## Problem statement
List all the lines in these records that hold "بطغيان".

## Stored data entries
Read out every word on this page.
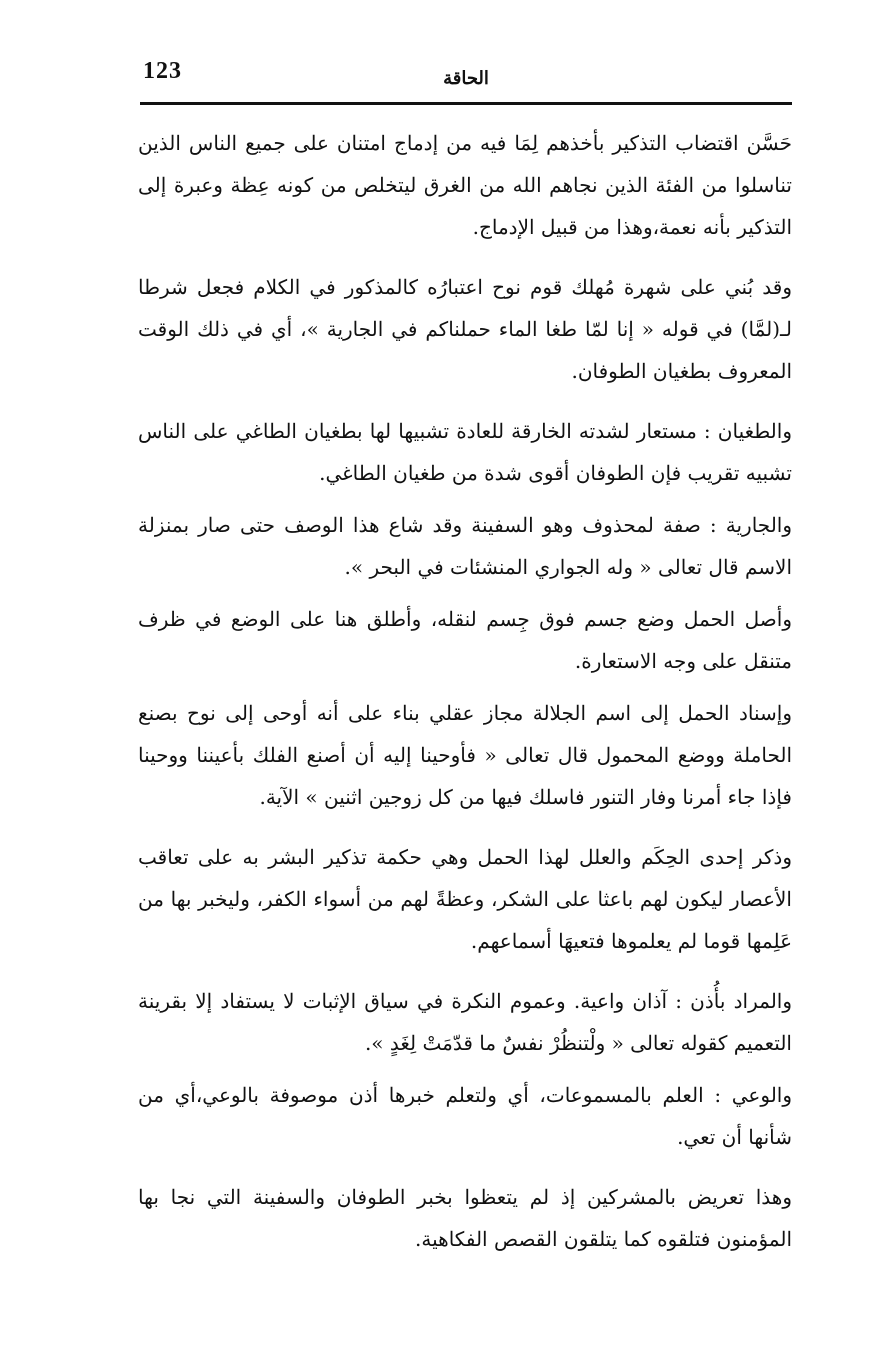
123	الحاقة

حَسَّن اقتضاب التذكير بأخذهم لِمَا فيه من إدماج امتنان على جميع الناس الذين تناسلوا من الفئة الذين نجاهم الله من الغرق ليتخلص من كونه عِظة وعبرة إلى التذكير بأنه نعمة،وهذا من قبيل الإدماج.

وقد بُني على شهرة مُهلك قوم نوح اعتبارُه كالمذكور في الكلام فجعل شرطا لـ(لمَّا) في قوله « إنا لمّا طغا الماء حملناكم في الجارية »، أي في ذلك الوقت المعروف بطغيان الطوفان.

والطغيان : مستعار لشدته الخارقة للعادة تشبيها لها بطغيان الطاغي على الناس تشبيه تقريب فإن الطوفان أقوى شدة من طغيان الطاغي.

والجارية : صفة لمحذوف وهو السفينة وقد شاع هذا الوصف حتى صار بمنزلة الاسم قال تعالى « وله الجواري المنشئات في البحر ».

وأصل الحمل وضع جسم فوق جِسم لنقله، وأطلق هنا على الوضع في ظرف متنقل على وجه الاستعارة.

وإسناد الحمل إلى اسم الجلالة مجاز عقلي بناء على أنه أوحى إلى نوح بصنع الحاملة ووضع المحمول قال تعالى « فأوحينا إليه أن أصنع الفلك بأعيننا ووحينا فإذا جاء أمرنا وفار التنور فاسلك فيها من كل زوجين اثنين » الآية.

وذكر إحدى الحِكَم والعلل لهذا الحمل وهي حكمة تذكير البشر به على تعاقب الأعصار ليكون لهم باعثا على الشكر، وعظةً لهم من أسواء الكفر، وليخبر بها من عَلِمها قوما لم يعلموها فتعيهَا أسماعهم.

والمراد بأُذن : آذان واعية. وعموم النكرة في سياق الإثبات لا يستفاد إلا بقرينة التعميم كقوله تعالى « ولْتنظُرْ نفسٌ ما قدّمَتْ لِغَدٍ ».

والوعي : العلم بالمسموعات، أي ولتعلم خبرها أذن موصوفة بالوعي،أي من شأنها أن تعي.

وهذا تعريض بالمشركين إذ لم يتعظوا بخبر الطوفان والسفينة التي نجا بها المؤمنون فتلقوه كما يتلقون القصص الفكاهية.
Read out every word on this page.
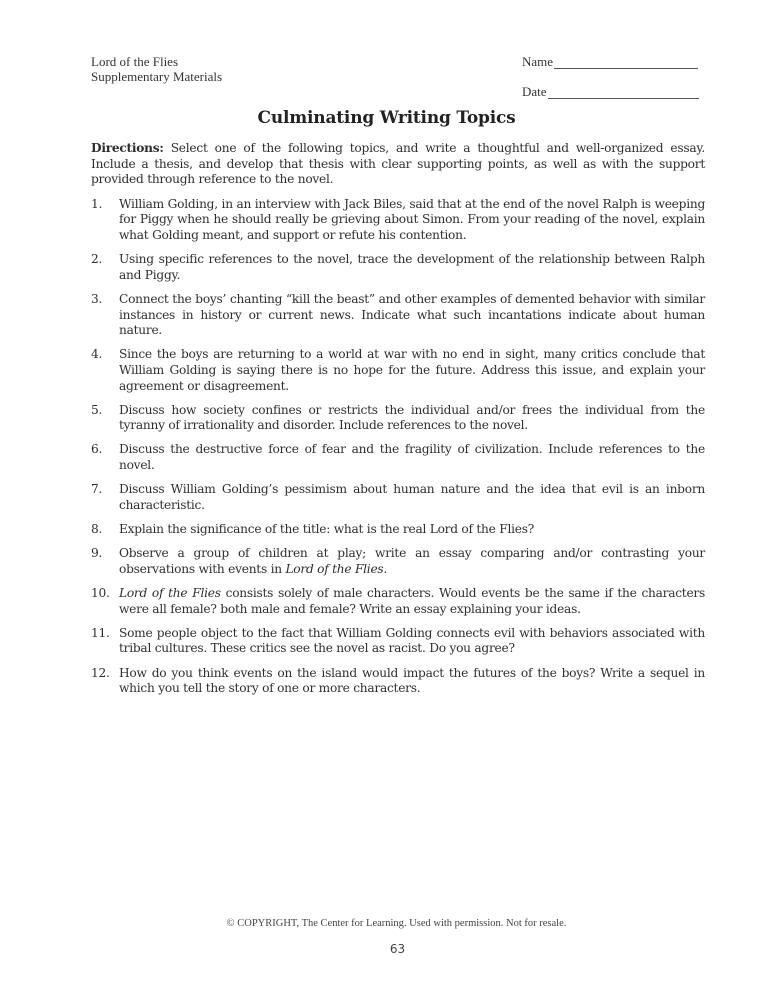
Lord of the Flies
Supplementary Materials
Name
Date
Culminating Writing Topics

Directions: Select one of the following topics, and write a thoughtful and well-organized essay. Include a thesis, and develop that thesis with clear supporting points, as well as with the support provided through reference to the novel.

1.	William Golding, in an interview with Jack Biles, said that at the end of the novel Ralph is weeping for Piggy when he should really be grieving about Simon. From your reading of the novel, explain what Golding meant, and support or refute his contention.
2.	Using specific references to the novel, trace the development of the relationship between Ralph and Piggy.
3.	Connect the boys’ chanting “kill the beast” and other examples of demented behavior with similar instances in history or current news. Indicate what such incantations indicate about human nature.
4.	Since the boys are returning to a world at war with no end in sight, many critics conclude that William Golding is saying there is no hope for the future. Address this issue, and explain your agreement or disagreement.
5.	Discuss how society confines or restricts the individual and/or frees the individual from the tyranny of irrationality and disorder. Include references to the novel.
6.	Discuss the destructive force of fear and the fragility of civilization. Include references to the novel.
7.	Discuss William Golding’s pessimism about human nature and the idea that evil is an inborn characteristic.
8.	Explain the significance of the title: what is the real Lord of the Flies?
9.	Observe a group of children at play; write an essay comparing and/or contrasting your observations with events in Lord of the Flies.
10. Lord of the Flies consists solely of male characters. Would events be the same if the characters were all female? both male and female? Write an essay explaining your ideas.
11. Some people object to the fact that William Golding connects evil with behaviors associated with tribal cultures. These critics see the novel as racist. Do you agree?
12. How do you think events on the island would impact the futures of the boys? Write a sequel in which you tell the story of one or more characters.
© COPYRIGHT, The Center for Learning. Used with permission. Not for resale.
63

## Exercise answer
وقد بُني على شهرة مُهلك قوم نوح اعتبارُه كالمذكور في الكلام فجعل شرطا لـ(لمَّا) في قوله « إنا لمّا طغا الماء حملناكم في الجارية »، أي في ذلك الوقت المعروف بطغيان الطوفان.
والطغيان : مستعار لشدته الخارقة للعادة تشبيها لها بطغيان الطاغي على الناس تشبيه تقريب فإن الطوفان أقوى شدة من طغيان الطاغي.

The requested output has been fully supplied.